Locate the lines that hold the string "dengan". Copy every such line.

========

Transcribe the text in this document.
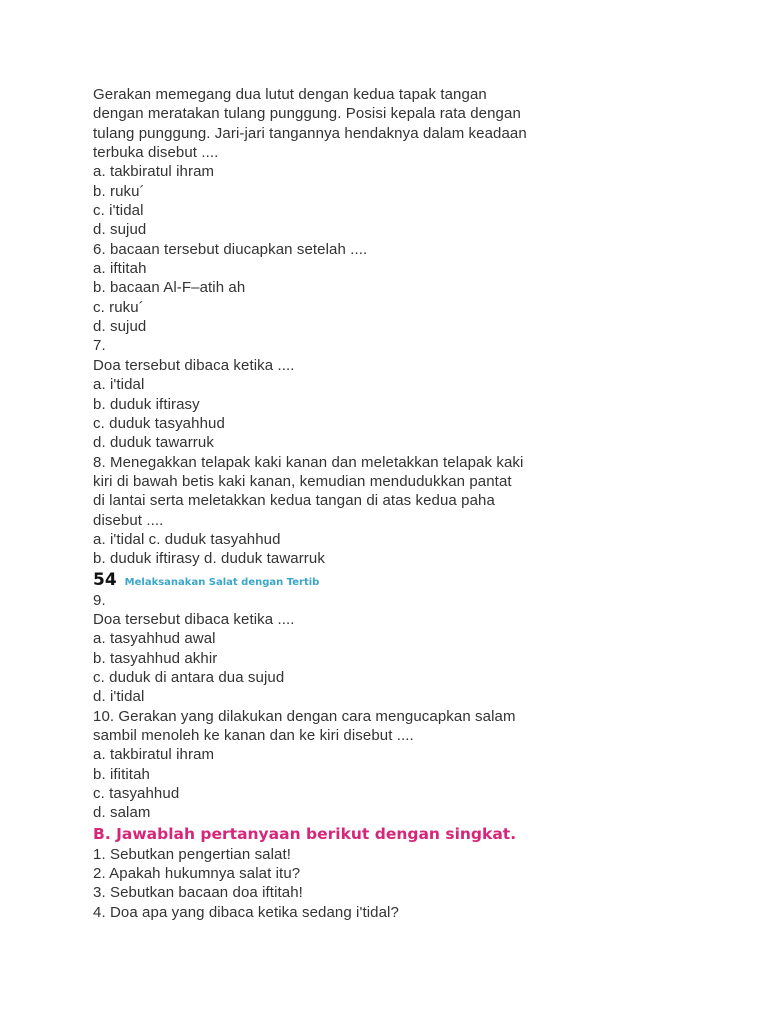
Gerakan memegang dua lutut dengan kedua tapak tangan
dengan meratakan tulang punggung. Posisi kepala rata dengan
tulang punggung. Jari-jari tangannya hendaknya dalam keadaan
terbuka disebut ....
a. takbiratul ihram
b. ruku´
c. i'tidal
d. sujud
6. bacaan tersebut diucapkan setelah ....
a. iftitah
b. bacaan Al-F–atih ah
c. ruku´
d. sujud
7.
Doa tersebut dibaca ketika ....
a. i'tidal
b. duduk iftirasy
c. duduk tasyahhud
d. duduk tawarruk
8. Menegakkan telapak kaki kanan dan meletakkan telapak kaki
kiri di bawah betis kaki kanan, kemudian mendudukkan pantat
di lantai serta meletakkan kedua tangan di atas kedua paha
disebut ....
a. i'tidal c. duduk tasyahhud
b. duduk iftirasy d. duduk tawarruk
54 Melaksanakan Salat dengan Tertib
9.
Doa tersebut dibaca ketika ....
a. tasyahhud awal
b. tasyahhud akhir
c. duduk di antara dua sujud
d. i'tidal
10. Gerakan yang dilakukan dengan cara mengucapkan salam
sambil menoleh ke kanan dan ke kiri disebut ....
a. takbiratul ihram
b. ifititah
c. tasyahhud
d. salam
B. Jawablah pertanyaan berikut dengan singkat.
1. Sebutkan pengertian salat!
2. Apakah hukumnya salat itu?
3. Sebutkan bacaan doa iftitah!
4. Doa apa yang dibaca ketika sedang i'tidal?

========

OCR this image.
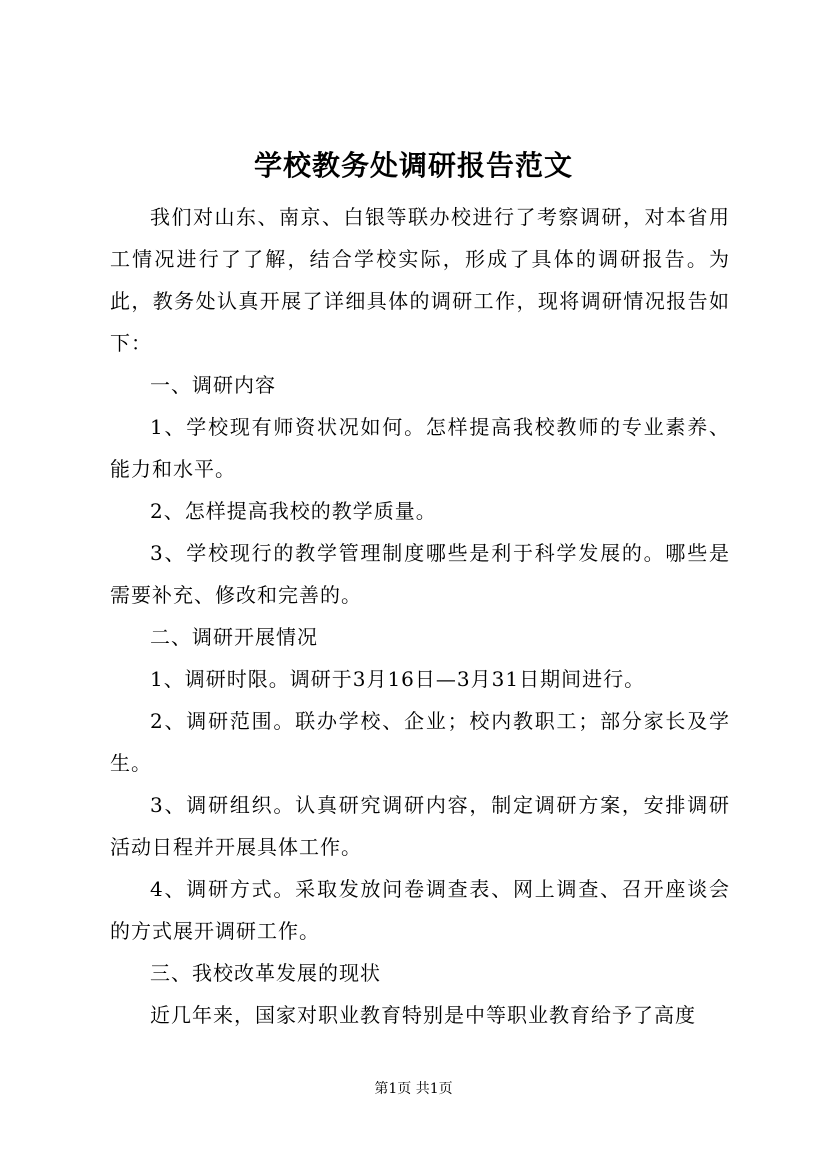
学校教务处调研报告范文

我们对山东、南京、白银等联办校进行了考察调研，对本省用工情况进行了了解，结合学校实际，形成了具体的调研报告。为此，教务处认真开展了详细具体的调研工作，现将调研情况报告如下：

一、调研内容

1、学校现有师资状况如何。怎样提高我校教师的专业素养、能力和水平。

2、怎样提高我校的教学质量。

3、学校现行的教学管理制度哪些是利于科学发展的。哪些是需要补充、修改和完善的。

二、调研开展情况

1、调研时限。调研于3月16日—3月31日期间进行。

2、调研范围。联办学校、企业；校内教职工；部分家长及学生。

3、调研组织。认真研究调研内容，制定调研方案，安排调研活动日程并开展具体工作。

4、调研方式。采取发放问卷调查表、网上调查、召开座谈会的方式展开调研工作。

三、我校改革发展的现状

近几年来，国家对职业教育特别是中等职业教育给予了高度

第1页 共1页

========

*SOLUTION TO THIS PROBLEM*:
Gerakan memegang dua lutut dengan kedua tapak tangan
dengan meratakan tulang punggung. Posisi kepala rata dengan
54 Melaksanakan Salat dengan Tertib
10. Gerakan yang dilakukan dengan cara mengucapkan salam
B. Jawablah pertanyaan berikut dengan singkat.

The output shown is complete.